Select the lines that hold the word "object" and copy each one.

— begin EXTRACTED INFORMATION —

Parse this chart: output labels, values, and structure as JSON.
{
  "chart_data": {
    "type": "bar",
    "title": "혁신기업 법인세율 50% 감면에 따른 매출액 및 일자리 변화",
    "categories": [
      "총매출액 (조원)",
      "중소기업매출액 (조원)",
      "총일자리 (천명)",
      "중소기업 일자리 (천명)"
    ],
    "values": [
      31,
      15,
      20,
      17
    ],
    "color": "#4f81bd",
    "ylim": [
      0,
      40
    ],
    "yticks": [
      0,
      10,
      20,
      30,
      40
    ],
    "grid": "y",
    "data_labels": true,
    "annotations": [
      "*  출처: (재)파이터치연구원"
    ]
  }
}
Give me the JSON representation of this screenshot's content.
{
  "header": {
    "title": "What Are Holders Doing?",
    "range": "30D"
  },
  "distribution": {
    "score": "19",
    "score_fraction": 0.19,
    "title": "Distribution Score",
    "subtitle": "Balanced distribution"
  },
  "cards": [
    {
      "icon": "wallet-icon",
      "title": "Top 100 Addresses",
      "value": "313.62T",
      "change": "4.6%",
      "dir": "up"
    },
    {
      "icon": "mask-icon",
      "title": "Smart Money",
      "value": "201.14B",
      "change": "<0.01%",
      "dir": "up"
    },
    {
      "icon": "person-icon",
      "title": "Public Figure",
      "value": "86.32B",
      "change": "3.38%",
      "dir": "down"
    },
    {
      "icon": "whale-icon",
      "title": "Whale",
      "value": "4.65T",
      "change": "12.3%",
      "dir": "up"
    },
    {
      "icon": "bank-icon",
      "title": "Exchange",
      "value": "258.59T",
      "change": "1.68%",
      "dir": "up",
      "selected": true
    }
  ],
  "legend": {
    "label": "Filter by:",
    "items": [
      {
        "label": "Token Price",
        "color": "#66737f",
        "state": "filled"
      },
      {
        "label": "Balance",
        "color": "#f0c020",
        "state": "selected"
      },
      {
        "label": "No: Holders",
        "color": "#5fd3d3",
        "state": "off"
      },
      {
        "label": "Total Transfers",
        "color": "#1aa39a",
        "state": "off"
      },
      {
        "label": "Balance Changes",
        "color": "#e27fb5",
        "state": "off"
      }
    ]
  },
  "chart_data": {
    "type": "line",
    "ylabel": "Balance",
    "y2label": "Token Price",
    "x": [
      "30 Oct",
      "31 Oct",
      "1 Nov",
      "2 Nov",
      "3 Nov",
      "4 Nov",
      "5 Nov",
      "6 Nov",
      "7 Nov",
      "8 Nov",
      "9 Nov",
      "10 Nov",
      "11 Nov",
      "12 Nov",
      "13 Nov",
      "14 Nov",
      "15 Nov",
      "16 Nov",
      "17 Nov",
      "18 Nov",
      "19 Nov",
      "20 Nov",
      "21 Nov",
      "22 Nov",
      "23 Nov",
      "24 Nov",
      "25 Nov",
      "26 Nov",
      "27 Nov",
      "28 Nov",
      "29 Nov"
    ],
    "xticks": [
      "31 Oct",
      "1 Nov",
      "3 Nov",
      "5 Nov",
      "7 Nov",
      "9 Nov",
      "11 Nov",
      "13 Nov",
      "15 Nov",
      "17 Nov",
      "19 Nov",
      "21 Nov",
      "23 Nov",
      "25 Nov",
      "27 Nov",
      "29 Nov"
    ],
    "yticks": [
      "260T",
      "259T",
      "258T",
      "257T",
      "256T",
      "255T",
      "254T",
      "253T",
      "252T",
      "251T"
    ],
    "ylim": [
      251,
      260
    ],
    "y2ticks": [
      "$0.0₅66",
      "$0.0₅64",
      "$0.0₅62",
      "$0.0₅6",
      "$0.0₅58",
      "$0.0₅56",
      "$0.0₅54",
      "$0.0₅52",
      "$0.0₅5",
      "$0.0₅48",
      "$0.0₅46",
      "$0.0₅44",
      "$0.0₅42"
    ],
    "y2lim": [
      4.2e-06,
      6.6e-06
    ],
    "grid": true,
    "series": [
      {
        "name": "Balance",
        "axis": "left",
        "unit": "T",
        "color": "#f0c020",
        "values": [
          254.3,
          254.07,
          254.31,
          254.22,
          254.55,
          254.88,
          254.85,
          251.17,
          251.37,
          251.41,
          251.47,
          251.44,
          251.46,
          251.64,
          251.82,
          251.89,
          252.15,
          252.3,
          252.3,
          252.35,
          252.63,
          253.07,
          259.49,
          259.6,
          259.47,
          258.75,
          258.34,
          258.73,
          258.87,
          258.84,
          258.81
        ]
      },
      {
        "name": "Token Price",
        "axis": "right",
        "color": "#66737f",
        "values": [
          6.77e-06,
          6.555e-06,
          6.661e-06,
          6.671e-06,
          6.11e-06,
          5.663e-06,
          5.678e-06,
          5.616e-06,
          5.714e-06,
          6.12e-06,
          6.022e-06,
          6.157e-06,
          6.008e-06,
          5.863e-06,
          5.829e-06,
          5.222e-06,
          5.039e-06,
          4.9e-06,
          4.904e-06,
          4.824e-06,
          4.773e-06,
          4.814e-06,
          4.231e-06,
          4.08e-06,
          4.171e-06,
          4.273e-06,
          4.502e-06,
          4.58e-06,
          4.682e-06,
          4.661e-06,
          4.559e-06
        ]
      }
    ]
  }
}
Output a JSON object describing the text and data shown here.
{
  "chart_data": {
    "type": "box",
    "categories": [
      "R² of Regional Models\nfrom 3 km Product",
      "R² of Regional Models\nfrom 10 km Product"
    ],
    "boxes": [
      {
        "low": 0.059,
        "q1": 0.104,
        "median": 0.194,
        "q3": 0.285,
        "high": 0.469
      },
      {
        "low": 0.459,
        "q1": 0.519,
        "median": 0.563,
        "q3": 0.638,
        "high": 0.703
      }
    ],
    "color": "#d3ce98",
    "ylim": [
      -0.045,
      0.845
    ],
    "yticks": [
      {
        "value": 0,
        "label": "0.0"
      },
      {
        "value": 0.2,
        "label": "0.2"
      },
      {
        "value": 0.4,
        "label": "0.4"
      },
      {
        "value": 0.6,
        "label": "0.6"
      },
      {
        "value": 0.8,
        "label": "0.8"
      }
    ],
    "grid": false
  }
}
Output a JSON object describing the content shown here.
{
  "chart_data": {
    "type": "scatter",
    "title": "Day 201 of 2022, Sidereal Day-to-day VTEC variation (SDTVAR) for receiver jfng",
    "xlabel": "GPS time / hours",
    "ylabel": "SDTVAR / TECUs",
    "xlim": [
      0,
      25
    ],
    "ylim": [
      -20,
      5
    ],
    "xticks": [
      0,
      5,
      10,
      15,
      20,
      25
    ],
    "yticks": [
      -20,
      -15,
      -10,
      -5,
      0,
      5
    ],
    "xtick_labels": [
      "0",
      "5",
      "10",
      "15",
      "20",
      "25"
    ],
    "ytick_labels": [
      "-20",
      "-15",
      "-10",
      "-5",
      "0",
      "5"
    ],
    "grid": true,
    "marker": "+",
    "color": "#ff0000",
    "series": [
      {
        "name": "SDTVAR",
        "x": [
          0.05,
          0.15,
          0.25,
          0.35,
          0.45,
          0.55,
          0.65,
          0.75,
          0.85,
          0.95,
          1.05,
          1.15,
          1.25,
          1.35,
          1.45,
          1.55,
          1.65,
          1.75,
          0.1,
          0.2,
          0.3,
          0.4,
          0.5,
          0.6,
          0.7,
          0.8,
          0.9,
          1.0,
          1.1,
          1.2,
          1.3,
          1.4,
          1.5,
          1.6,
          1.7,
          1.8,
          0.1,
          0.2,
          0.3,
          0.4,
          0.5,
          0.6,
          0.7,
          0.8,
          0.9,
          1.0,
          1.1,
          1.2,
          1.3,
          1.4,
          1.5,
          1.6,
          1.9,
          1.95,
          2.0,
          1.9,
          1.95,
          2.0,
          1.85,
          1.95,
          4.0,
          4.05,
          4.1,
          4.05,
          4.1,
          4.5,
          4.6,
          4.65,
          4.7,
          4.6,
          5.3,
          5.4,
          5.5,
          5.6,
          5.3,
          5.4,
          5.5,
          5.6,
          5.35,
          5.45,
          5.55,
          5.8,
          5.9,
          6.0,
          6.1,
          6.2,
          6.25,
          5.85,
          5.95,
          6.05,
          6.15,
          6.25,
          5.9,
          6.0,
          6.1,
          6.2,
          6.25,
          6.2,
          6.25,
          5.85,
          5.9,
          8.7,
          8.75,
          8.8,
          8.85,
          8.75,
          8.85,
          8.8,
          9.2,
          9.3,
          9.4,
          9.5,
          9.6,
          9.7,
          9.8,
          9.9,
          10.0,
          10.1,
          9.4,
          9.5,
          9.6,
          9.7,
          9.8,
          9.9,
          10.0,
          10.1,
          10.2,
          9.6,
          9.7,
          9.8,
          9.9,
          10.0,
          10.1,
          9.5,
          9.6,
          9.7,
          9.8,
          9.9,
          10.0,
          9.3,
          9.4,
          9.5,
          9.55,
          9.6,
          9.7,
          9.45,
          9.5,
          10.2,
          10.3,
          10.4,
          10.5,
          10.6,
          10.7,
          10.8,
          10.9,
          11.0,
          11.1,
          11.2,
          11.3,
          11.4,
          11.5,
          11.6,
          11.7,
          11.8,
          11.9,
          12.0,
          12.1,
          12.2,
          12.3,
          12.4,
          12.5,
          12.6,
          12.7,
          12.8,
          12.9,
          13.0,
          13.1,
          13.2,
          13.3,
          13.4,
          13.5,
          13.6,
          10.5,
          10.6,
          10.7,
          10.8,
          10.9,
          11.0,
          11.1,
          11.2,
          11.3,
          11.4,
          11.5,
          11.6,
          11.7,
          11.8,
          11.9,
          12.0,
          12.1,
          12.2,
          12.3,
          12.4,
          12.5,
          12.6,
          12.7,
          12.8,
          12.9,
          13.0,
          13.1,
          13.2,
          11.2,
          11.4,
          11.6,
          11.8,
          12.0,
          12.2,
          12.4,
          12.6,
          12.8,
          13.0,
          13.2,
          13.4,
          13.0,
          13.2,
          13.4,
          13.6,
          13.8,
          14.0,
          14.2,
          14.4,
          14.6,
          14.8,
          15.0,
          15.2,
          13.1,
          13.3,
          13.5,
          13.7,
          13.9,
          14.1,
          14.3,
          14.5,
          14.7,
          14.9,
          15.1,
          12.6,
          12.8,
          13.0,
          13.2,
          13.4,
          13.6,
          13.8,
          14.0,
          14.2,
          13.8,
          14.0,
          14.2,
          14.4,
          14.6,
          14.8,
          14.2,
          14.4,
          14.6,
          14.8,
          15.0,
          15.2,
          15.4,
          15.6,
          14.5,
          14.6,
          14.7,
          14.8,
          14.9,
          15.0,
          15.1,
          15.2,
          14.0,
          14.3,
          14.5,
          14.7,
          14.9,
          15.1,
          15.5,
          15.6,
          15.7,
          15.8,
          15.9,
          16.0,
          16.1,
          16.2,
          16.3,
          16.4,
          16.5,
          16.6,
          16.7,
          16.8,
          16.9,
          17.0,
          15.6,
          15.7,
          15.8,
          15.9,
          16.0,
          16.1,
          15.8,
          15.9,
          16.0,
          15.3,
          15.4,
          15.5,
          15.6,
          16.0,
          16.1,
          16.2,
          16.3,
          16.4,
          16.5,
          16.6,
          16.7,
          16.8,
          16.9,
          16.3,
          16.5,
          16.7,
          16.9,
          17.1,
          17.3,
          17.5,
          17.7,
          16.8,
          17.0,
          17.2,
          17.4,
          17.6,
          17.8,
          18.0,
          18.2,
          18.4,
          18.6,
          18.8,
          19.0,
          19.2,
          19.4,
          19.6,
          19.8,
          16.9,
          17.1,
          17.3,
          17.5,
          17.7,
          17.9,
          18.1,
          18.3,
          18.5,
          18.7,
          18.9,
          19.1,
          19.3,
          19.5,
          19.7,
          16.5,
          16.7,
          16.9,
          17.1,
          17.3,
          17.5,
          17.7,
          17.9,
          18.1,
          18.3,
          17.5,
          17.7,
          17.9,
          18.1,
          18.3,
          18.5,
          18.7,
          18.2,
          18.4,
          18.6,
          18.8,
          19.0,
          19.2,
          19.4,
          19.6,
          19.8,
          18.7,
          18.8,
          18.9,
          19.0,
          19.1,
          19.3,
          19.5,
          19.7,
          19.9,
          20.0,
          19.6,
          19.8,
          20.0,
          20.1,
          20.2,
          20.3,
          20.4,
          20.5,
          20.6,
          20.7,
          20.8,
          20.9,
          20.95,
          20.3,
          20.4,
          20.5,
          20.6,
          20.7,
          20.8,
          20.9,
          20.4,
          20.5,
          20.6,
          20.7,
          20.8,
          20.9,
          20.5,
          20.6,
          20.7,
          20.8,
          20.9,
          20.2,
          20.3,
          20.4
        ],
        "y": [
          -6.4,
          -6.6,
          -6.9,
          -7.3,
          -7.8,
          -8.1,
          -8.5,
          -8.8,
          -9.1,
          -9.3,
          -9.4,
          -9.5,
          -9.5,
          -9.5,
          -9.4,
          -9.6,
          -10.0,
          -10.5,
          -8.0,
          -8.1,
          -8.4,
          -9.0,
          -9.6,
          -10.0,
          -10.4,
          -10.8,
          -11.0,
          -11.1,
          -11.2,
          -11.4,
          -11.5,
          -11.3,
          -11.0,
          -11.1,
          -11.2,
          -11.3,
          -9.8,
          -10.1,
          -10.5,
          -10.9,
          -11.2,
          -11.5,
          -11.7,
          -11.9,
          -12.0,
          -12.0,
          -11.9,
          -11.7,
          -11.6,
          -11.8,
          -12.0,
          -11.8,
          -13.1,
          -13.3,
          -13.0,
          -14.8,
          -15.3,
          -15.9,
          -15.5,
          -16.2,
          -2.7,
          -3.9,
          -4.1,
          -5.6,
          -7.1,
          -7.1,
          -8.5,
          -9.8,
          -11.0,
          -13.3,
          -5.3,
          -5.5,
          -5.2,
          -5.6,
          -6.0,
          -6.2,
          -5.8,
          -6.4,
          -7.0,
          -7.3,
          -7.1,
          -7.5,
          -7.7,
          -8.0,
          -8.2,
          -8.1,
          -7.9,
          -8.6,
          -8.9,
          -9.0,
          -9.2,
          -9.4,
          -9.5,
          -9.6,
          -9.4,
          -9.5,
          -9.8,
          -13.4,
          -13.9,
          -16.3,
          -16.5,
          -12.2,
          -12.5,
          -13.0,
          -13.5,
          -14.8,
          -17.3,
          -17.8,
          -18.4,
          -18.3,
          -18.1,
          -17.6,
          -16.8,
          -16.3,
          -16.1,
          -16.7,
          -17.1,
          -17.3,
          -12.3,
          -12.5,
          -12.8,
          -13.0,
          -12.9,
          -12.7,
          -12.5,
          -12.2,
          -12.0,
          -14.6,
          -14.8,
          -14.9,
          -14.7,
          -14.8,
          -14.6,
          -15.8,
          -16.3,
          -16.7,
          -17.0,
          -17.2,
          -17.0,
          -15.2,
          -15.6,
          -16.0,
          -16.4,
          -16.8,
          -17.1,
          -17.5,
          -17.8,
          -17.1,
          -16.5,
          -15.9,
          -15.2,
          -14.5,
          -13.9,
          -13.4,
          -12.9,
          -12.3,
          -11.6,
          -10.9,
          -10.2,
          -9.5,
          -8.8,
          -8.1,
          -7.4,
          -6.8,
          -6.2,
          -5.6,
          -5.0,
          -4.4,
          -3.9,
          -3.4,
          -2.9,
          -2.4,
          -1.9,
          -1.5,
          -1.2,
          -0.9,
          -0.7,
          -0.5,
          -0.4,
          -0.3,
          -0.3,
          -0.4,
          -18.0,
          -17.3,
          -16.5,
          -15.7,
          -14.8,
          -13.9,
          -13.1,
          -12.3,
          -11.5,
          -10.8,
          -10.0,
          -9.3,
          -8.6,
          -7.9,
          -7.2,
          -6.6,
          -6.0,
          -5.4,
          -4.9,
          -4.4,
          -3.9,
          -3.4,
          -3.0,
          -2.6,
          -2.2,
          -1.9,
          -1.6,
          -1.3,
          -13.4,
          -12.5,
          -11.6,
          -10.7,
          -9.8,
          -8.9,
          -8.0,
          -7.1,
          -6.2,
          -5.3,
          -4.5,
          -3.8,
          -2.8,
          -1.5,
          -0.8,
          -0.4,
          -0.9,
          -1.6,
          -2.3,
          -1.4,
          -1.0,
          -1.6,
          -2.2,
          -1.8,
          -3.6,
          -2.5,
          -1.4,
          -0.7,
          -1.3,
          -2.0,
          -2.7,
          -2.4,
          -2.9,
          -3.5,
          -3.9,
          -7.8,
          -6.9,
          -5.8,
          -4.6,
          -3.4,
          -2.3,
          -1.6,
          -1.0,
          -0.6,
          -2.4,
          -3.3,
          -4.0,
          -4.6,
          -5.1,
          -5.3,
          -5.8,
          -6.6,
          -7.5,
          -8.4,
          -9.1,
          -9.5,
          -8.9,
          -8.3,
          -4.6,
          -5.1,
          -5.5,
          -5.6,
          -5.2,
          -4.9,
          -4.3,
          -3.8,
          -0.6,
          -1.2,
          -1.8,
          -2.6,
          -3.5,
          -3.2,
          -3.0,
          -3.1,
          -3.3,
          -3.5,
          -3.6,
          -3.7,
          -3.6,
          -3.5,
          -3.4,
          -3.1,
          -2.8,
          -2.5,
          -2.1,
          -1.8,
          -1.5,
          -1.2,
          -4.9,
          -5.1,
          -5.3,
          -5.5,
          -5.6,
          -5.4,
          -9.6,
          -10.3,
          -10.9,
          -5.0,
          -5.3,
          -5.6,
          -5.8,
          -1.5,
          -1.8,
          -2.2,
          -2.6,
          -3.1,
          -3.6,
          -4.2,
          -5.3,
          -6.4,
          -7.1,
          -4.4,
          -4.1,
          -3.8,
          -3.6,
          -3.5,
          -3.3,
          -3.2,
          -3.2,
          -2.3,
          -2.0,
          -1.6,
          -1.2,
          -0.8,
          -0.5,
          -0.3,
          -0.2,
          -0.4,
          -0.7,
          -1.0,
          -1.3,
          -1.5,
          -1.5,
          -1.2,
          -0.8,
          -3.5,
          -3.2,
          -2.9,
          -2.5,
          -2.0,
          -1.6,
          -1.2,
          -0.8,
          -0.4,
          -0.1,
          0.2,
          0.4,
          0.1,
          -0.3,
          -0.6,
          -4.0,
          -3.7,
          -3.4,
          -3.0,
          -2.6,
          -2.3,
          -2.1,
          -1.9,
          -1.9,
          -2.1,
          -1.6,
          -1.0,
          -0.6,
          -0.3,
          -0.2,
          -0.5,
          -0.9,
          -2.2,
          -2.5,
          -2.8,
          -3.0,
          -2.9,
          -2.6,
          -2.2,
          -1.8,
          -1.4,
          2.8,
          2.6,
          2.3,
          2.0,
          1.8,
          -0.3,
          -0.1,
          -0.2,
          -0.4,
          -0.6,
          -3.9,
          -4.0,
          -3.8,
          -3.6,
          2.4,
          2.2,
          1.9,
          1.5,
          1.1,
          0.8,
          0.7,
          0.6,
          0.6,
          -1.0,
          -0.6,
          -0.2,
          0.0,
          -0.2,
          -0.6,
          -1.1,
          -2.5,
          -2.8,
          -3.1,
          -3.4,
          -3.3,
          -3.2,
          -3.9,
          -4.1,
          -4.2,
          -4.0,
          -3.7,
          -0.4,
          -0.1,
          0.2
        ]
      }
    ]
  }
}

— end EXTRACTED INFORMATION —

▸ **RESULT FOR THIS TASK**:
Output a JSON object describing the text and data shown here.
Output a JSON object describing the content shown here.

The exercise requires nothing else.